◆ Required work: Provide only the number of lines in the listing that contain the string "Karty".

= = = =

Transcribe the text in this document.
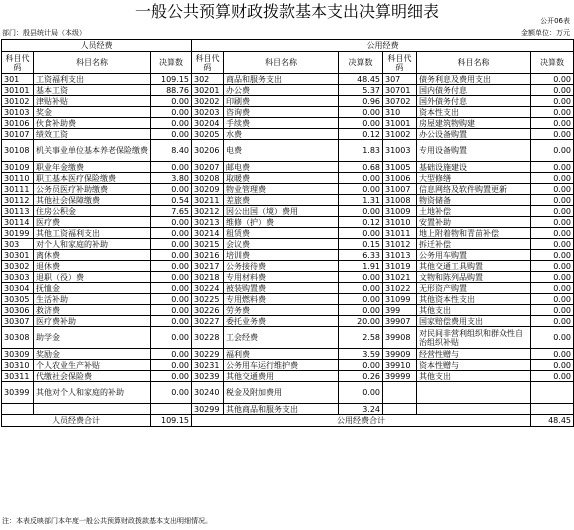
一般公共预算财政拨款基本支出决算明细表	公开06表
部门：殷县统计局（本级）	金额单位：万元
人员经费			公用经费					
科目代码	科目名称	决算数	科目代码	科目名称	决算数	科目代码	科目名称	决算数
301	工资福利支出	109.15	302	商品和服务支出	48.45	307	债务利息及费用支出	0.00
30101	基本工资	88.76	30201	办公费	5.37	30701	国内债务付息	0.00
30102	津贴补贴	0.00	30202	印刷费	0.96	30702	国外债务付息	0.00
30103	奖金	0.00	30203	咨询费	0.00	310	资本性支出	0.00
30106	伙食补助费	0.00	30204	手续费	0.00	31001	房屋建筑物购建	0.00
30107	绩效工资	0.00	30205	水费	0.12	31002	办公设备购置	0.00
30108	机关事业单位基本养老保险缴费	8.40	30206	电费	1.83	31003	专用设备购置	0.00
30109	职业年金缴费	0.00	30207	邮电费	0.68	31005	基础设施建设	0.00
30110	职工基本医疗保险缴费	3.80	30208	取暖费	0.00	31006	大型修缮	0.00
30111	公务员医疗补助缴费	0.00	30209	物业管理费	0.00	31007	信息网络及软件购置更新	0.00
30112	其他社会保障缴费	0.54	30211	差旅费	1.31	31008	物资储备	0.00
30113	住房公积金	7.65	30212	因公出国（境）费用	0.00	31009	土地补偿	0.00
30114	医疗费	0.00	30213	维修（护）费	0.12	31010	安置补助	0.00
30199	其他工资福利支出	0.00	30214	租赁费	0.00	31011	地上附着物和青苗补偿	0.00
303	对个人和家庭的补助	0.00	30215	会议费	0.15	31012	拆迁补偿	0.00
30301	离休费	0.00	30216	培训费	6.33	31013	公务用车购置	0.00
30302	退休费	0.00	30217	公务接待费	1.91	31019	其他交通工具购置	0.00
30303	退职（役）费	0.00	30218	专用材料费	0.00	31021	文物和陈列品购置	0.00
30304	抚恤金	0.00	30224	被装购置费	0.00	31022	无形资产购置	0.00
30305	生活补助	0.00	30225	专用燃料费	0.00	31099	其他资本性支出	0.00
30306	救济费	0.00	30226	劳务费	0.00	399	其他支出	0.00
30307	医疗费补助	0.00	30227	委托业务费	20.00	39907	国家赔偿费用支出	0.00
30308	助学金	0.00	30228	工会经费	2.58	39908	对民间非营利组织和群众性自治组织补贴	0.00
30309	奖励金	0.00	30229	福利费	3.59	39909	经营性赠与	0.00
30310	个人农业生产补贴	0.00	30231	公务用车运行维护费	0.00	39910	资本性赠与	0.00
30311	代缴社会保险费	0.00	30239	其他交通费用	0.26	39999	其他支出	0.00
30399	其他对个人和家庭的补助	0.00	30240	税金及附加费用	0.00			
			30299	其他商品和服务支出	3.24			
人员经费合计		109.15	公用经费合计					48.45
注：本表反映部门本年度一般公共预算财政拨款基本支出明细情况。
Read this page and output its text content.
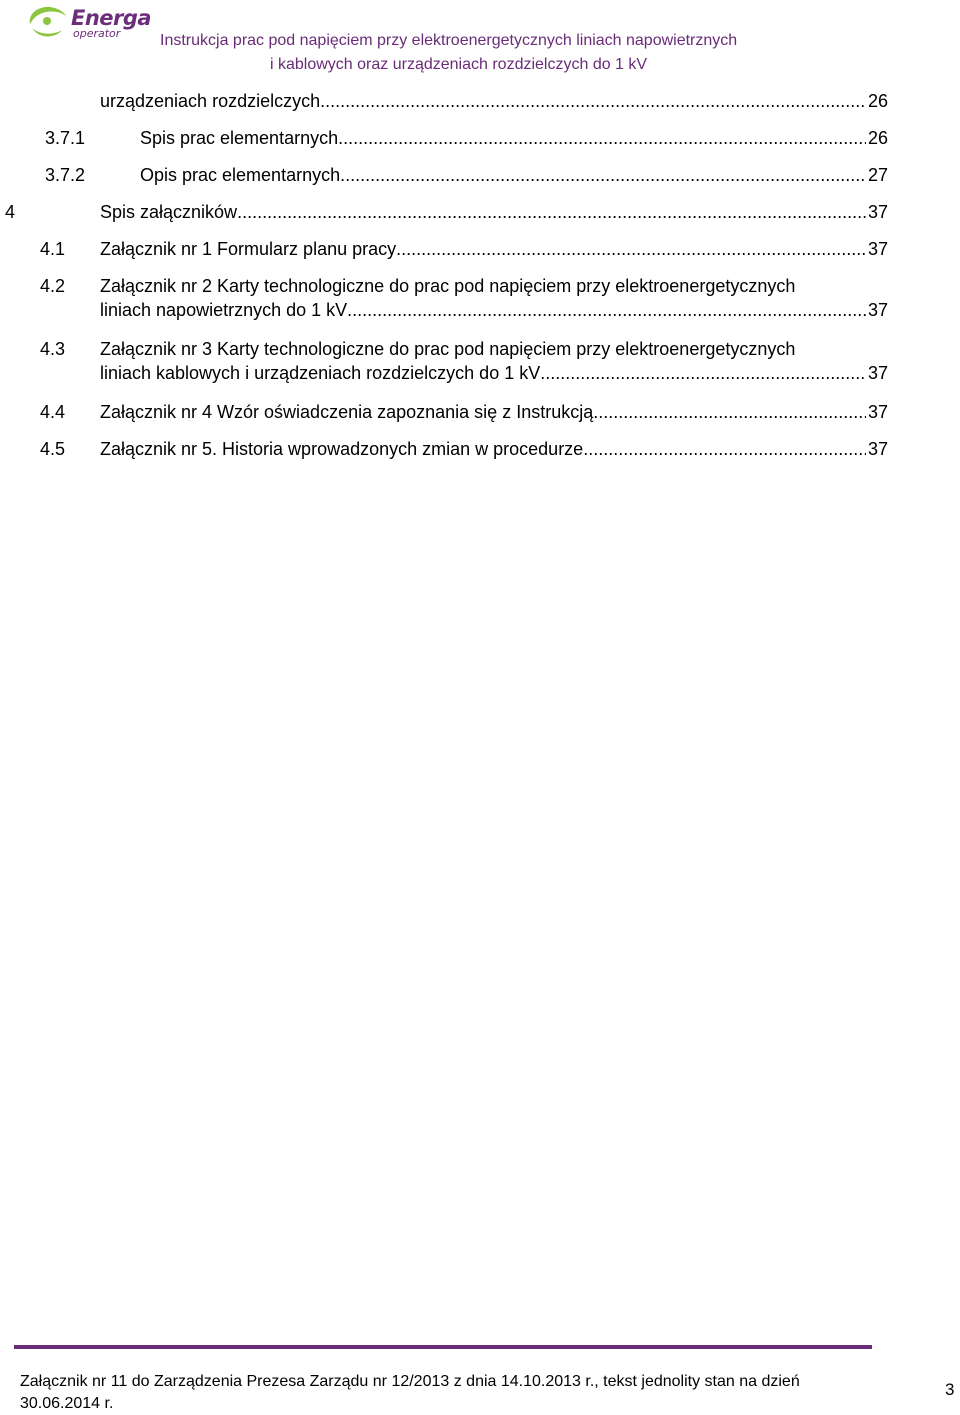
Energa
operator Instrukcja prac pod napięciem przy elektroenergetycznych liniach napowietrznych
i kablowych oraz urządzeniach rozdzielczych do 1 kV
urządzeniach rozdzielczych .....	26
3.7.1	Spis prac elementarnych .....	26
3.7.2	Opis prac elementarnych .....	27
4	Spis załączników .....	37
4.1 Załącznik nr 1 Formularz planu pracy .....	37
4.2 Załącznik nr 2 Karty technologiczne do prac pod napięciem przy elektroenergetycznych
liniach napowietrznych do 1 kV .....	37
4.3 Załącznik nr 3 Karty technologiczne do prac pod napięciem przy elektroenergetycznych
liniach kablowych i urządzeniach rozdzielczych do 1 kV .....	37
4.4 Załącznik nr 4 Wzór oświadczenia zapoznania się z Instrukcją .....	37
4.5 Załącznik nr 5. Historia wprowadzonych zmian w procedurze .....	37
Załącznik nr 11 do Zarządzenia Prezesa Zarządu nr 12/2013 z dnia 14.10.2013 r., tekst jednolity stan na dzień
30.06.2014 r.
3
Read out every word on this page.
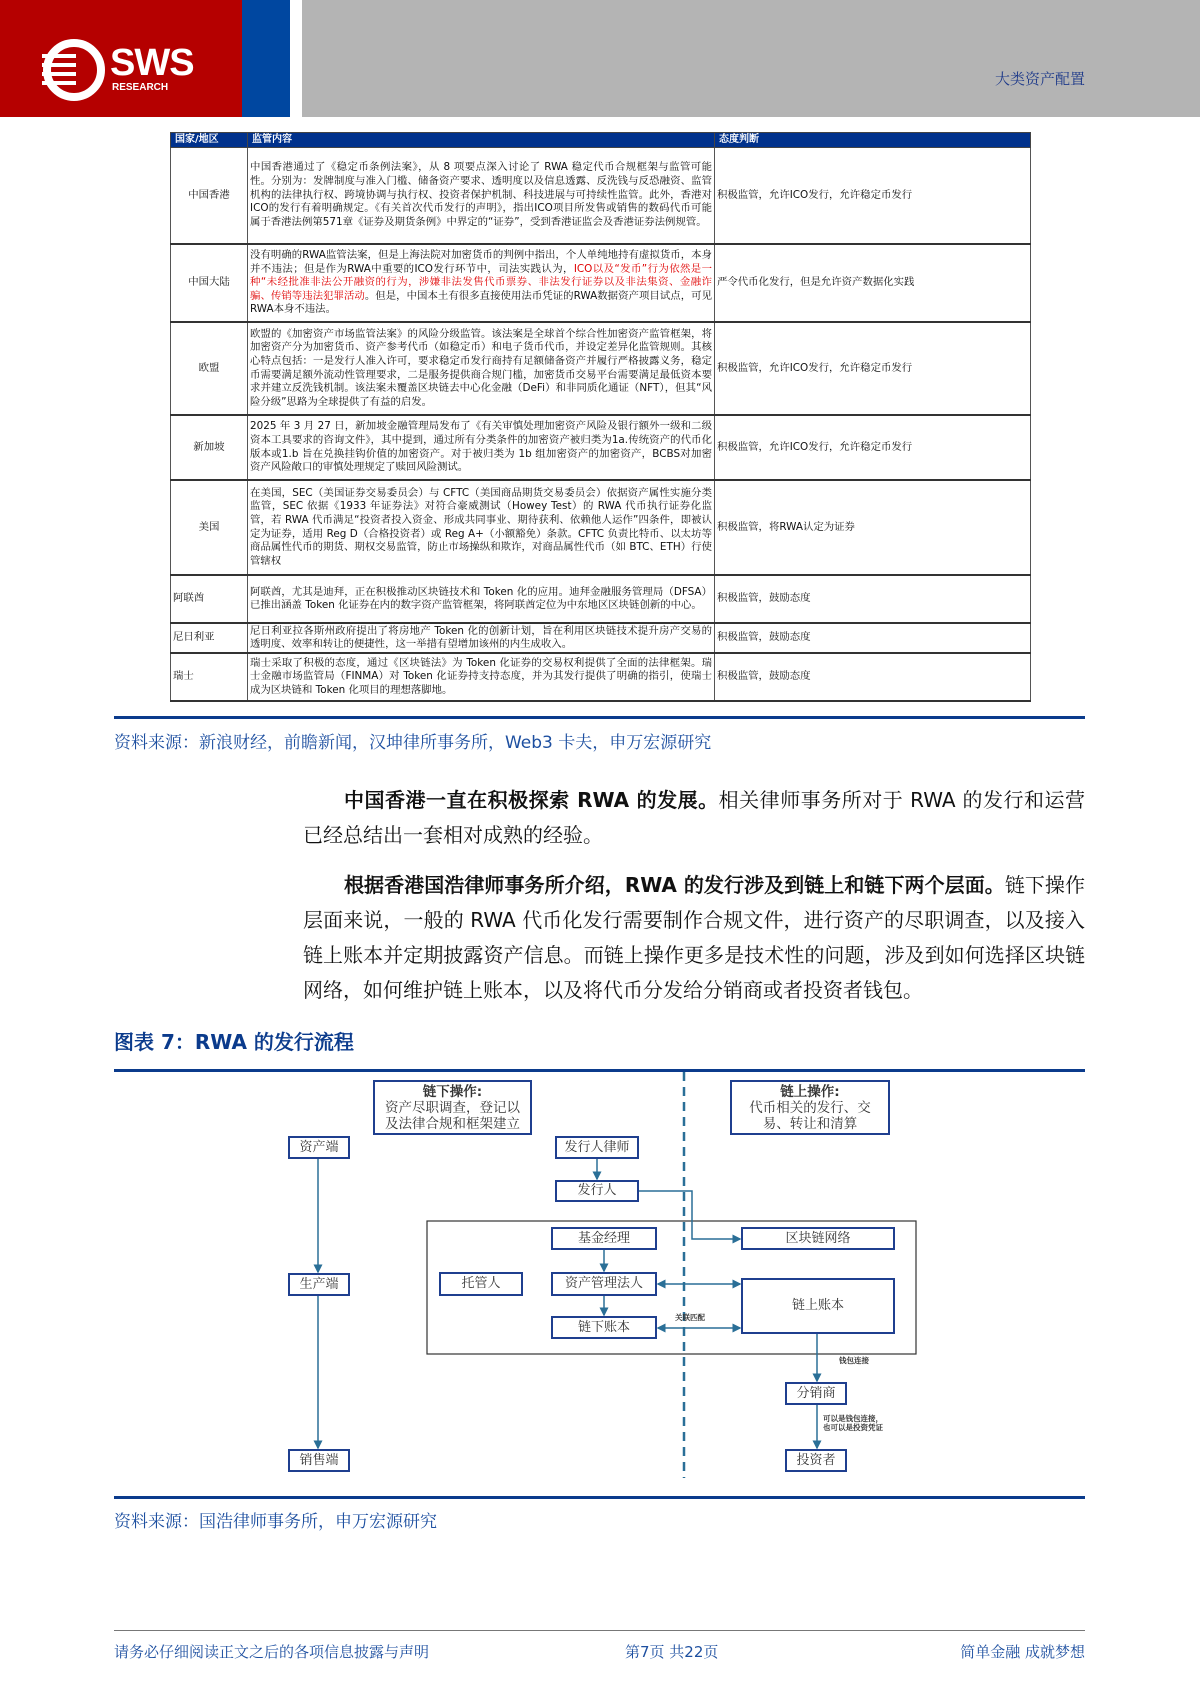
SWS
RESEARCH	大类资产配置
国家/地区	监管内容	态度判断
中国香港	中国香港通过了《稳定币条例法案》，从 8 项要点深入讨论了 RWA 稳定代币合规框架与监管可能性。分别为：发牌制度与准入门槛、储备资产要求、透明度以及信息透露、反洗钱与反恐融资、监管机构的法律执行权、跨境协调与执行权、投资者保护机制、科技进展与可持续性监管。此外，香港对ICO的发行有着明确规定。《有关首次代币发行的声明》，指出ICO项目所发售或销售的数码代币可能属于香港法例第571章《证券及期货条例》中界定的“证券”，受到香港证监会及香港证券法例规管。	积极监管，允许ICO发行，允许稳定币发行
中国大陆	没有明确的RWA监管法案，但是上海法院对加密货币的判例中指出，个人单纯地持有虚拟货币，本身并不违法；但是作为RWA中重要的ICO发行环节中，司法实践认为，ICO以及“发币”行为依然是一种“未经批准非法公开融资的行为，涉嫌非法发售代币票券、非法发行证券以及非法集资、金融诈骗、传销等违法犯罪活动。但是，中国本土有很多直接使用法币凭证的RWA数据资产项目试点，可见RWA本身不违法。	严令代币化发行，但是允许资产数据化实践
欧盟	欧盟的《加密资产市场监管法案》的风险分级监管。该法案是全球首个综合性加密资产监管框架，将加密资产分为加密货币、资产参考代币（如稳定币）和电子货币代币，并设定差异化监管规则。其核心特点包括：一是发行人准入许可，要求稳定币发行商持有足额储备资产并履行严格披露义务，稳定币需要满足额外流动性管理要求，二是服务提供商合规门槛，加密货币交易平台需要满足最低资本要求并建立反洗钱机制。该法案未覆盖区块链去中心化金融（DeFi）和非同质化通证（NFT），但其“风险分级”思路为全球提供了有益的启发。	积极监管，允许ICO发行，允许稳定币发行
新加坡	2025 年 3 月 27 日，新加坡金融管理局发布了《有关审慎处理加密资产风险及银行额外一级和二级资本工具要求的咨询文件》，其中提到，通过所有分类条件的加密资产被归类为1a.传统资产的代币化版本或1.b 旨在兑换挂钩价值的加密资产。对于被归类为 1b 组加密资产的加密资产，BCBS对加密资产风险敞口的审慎处理规定了赎回风险测试。	积极监管，允许ICO发行，允许稳定币发行
美国	在美国，SEC（美国证券交易委员会）与 CFTC（美国商品期货交易委员会）依据资产属性实施分类监管，SEC 依据《1933 年证券法》对符合豪威测试（Howey Test）的 RWA 代币执行证券化监管，若 RWA 代币满足“投资者投入资金、形成共同事业、期待获利、依赖他人运作”四条件，即被认定为证券，适用 Reg D（合格投资者）或 Reg A+（小额豁免）条款。CFTC 负责比特币、以太坊等商品属性代币的期货、期权交易监管，防止市场操纵和欺诈，对商品属性代币（如 BTC、ETH）行使管辖权	积极监管，将RWA认定为证券
阿联酋	阿联酋，尤其是迪拜，正在积极推动区块链技术和 Token 化的应用。迪拜金融服务管理局（DFSA）已推出涵盖 Token 化证券在内的数字资产监管框架，将阿联酋定位为中东地区区块链创新的中心。	积极监管，鼓励态度
尼日利亚	尼日利亚拉各斯州政府提出了将房地产 Token 化的创新计划，旨在利用区块链技术提升房产交易的透明度、效率和转让的便捷性，这一举措有望增加该州的内生成收入。	积极监管，鼓励态度
瑞士	瑞士采取了积极的态度，通过《区块链法》为 Token 化证券的交易权利提供了全面的法律框架。瑞士金融市场监管局（FINMA）对 Token 化证券持支持态度，并为其发行提供了明确的指引，使瑞士成为区块链和 Token 化项目的理想落脚地。	积极监管，鼓励态度
资料来源：新浪财经，前瞻新闻，汉坤律所事务所，Web3 卡夫，申万宏源研究
中国香港一直在积极探索 RWA 的发展。相关律师事务所对于 RWA 的发行和运营已经总结出一套相对成熟的经验。
根据香港国浩律师事务所介绍，RWA 的发行涉及到链上和链下两个层面。链下操作层面来说，一般的 RWA 代币化发行需要制作合规文件，进行资产的尽职调查，以及接入链上账本并定期披露资产信息。而链上操作更多是技术性的问题，涉及到如何选择区块链网络，如何维护链上账本，以及将代币分发给分销商或者投资者钱包。
图表 7：RWA 的发行流程
链下操作:
资产尽职调查，登记以及法律合规和框架建立
链上操作:
代币相关的发行、交易、转让和清算
资产端
生产端
销售端
发行人律师
发行人
基金经理
托管人	资产管理法人
链下账本
区块链网络
链上账本
分销商
投资者
关联匹配
钱包连接
可以是钱包连接，
也可以是投资凭证
资料来源：国浩律师事务所，申万宏源研究
请务必仔细阅读正文之后的各项信息披露与声明	第7页 共22页	简单金融 成就梦想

= = = =

◆ Response to this exercise: 2